[Start MATERIAL PROVIDED]

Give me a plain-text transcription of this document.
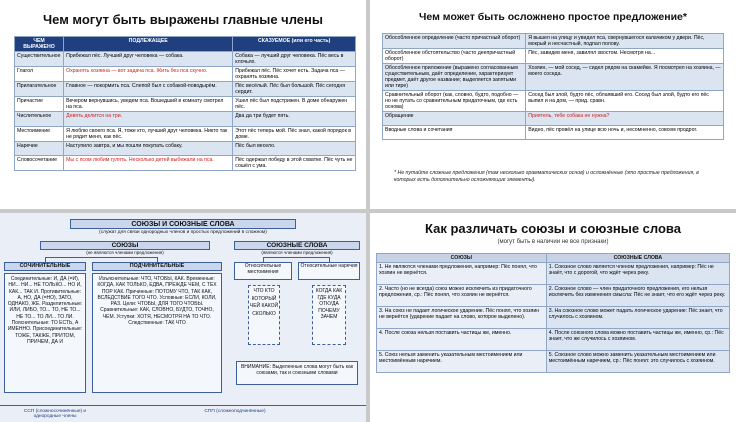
Чем могут быть выражены главные члены
ЧЕМ ВЫРАЖЕНО	ПОДЛЕЖАЩЕЕ	СКАЗУЕМОЕ (или его часть)
Существительное	Прибежал пёс. Лучший друг человека — собака.	Собака — лучший друг человека. Пёс весь в клочьях.
Глагол	Охранять хозяина — вот задача пса. Жить без пса скучно.	Прибежал пёс. Пёс хочет есть. Задача пса — охранять хозяина.
Прилагательное	Главное — покормить пса. Слепой был с собакой-поводырём.	Пёс весёлый. Пёс был большой. Пёс сегодня сердит.
Причастие	Вечером вернувшись, уведем пса. Вошедший в комнату смотрел на пса.	Ушел пёс был подстрижен. В доме обнаружен пёс.
Числительное	Девять делится на три.	Два да три будет пять.
Местоимение	Я люблю своего пса. Я, тоже кто, лучший друг человека. Никто так не рядит меня, как пёс.	Этот пёс теперь мой. Пёс знал, какой порядок в доме.
Наречие	Наступило завтра, и мы пошли покупать собаку.	Пёс был весело.
Словосочетание	Мы с псом любим гулять. Несколько детей выбежали на пса.	Пёс одержал победу в этой схватке. Пёс чуть не сошёл с ума.
Чем может быть осложнено простое предложение*
Обособленное определение (часто причастный оборот)	Я вышел на улицу и увидел пса, свернувшегося калачиком у двери. Пёс, мокрый и несчастный, подпал полову.
Обособленное обстоятельство (часто деепричастный оборот)	Пёс, завидев меня, завилял хвостом. Несмотря на...
Обособленное приложение (выражено согласованным существительным, даёт определение, характеризует предмет, даёт другое название; выделяется запятыми или тире)	Хозяин, — мой сосед, — сидел рядом на скамейке. Я посмотрел на хозяина, — моего соседа.
Сравнительный оборот (как, словно, будто, подобно — но не путать со сравнительным придаточным, где есть основа)	Сосед был злой, будто пёс, облаявший его. Сосед был злой, будто его пёс выпил и на дом, — прид. сравн.
Обращение	Приятель, тебе собака не нужна?
Вводные слова и сочетания	Видно, пёс провёл на улице всю ночь и, несомненно, совсем продрог.
* Не путайте сложные предложения (там несколько грамматических основ) и осложнённые (это простые предложения, в которых есть дополнительно осложняющие элементы).
СОЮЗЫ И СОЮЗНЫЕ СЛОВА
(служат для связи однородных членов и простых предложений в сложном)
СОЮЗЫ
(не являются членами предложения)
СОЧИНИТЕЛЬНЫЕ
Соединительные: И, ДА (=И), НИ... НИ... НЕ ТОЛЬКО... НО И, КАК... ТАК И. Противительные: А, НО, ДА (=НО), ЗАТО, ОДНАКО, ЖЕ. Разделительные: ИЛИ, ЛИБО, ТО... ТО, НЕ ТО... НЕ ТО... ТО ЛИ... ТО ЛИ. Пояснительные: ТО ЕСТЬ, А ИМЕННО. Присоединительные: ТОЖЕ, ТАКЖЕ, ПРИТОМ, ПРИЧЕМ, ДА И
ПОДЧИНИТЕЛЬНЫЕ
Изъяснительные: ЧТО, ЧТОБЫ, КАК. Временные: КОГДА, КАК ТОЛЬКО, ЕДВА, ПРЕЖДЕ ЧЕМ, С ТЕХ ПОР КАК. Причинные: ПОТОМУ ЧТО, ТАК КАК, ВСЛЕДСТВИЕ ТОГО ЧТО. Условные: ЕСЛИ, КОЛИ, РАЗ. Цели: ЧТОБЫ, ДЛЯ ТОГО ЧТОБЫ. Сравнительные: КАК, СЛОВНО, БУДТО, ТОЧНО, ЧЕМ. Уступки: ХОТЯ, НЕСМОТРЯ НА ТО ЧТО. Следственные: ТАК ЧТО
СОЮЗНЫЕ СЛОВА
(являются членами предложения)
Относительные местоимения
ЧТО КТО КОТОРЫЙ ЧЕЙ КАКОЙ СКОЛЬКО
Относительные наречия
КОГДА КАК ГДЕ КУДА ОТКУДА ПОЧЕМУ ЗАЧЕМ
ВНИМАНИЕ: Выделенные слова могут быть как союзами, так и союзными словами
ССП (сложносочинённые) и однородные члены
СПП (сложноподчинённые)
Как различать союзы и союзные слова
(могут быть в наличии не все признаки)
СОЮЗЫ	СОЮЗНЫЕ СЛОВА
1. Не являются членами предложения, например: Пёс понял, что хозяин не вернётся.	1. Союзное слово является членом предложения, например: Пёс не знаёт, что с дорогой, что ждёт через реку.
2. Часто (но не всегда) союз можно исключить из придаточного предложения, ср.: Пёс понял, что хозяин не вернётся.	2. Союзное слово — член придаточного предложения, его нельзя исключить без изменения смысла: Пёс не знает, что его ждёт через реку.
3. На союз не падает логическое ударение. Пёс понял, что хозяин не вернётся (ударение падает на слово, которое выделено).	3. На союзное слово может падать логическое ударение: Пёс знает, что случилось с хозяином.
4. После союза нельзя поставить частицы же, именно.	4. После союзного слова можно поставить частицы же, именно, ср.: Пёс знает, что же случилось с хозяином.
5. Союз нельзя заменить указательным местоимением или местоимённым наречием.	5. Союзное слово можно заменить указательным местоимением или местоимённым наречием, ср.: Пёс понял: это случилось с хозяином.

[End MATERIAL PROVIDED]

> [WHAT YOU ARE ASKED TO DO]:
The word "реку" may occur in lines of the records. Report how many such lines there are, giving only the number.

> [WRITTEN RESPONSE]:
2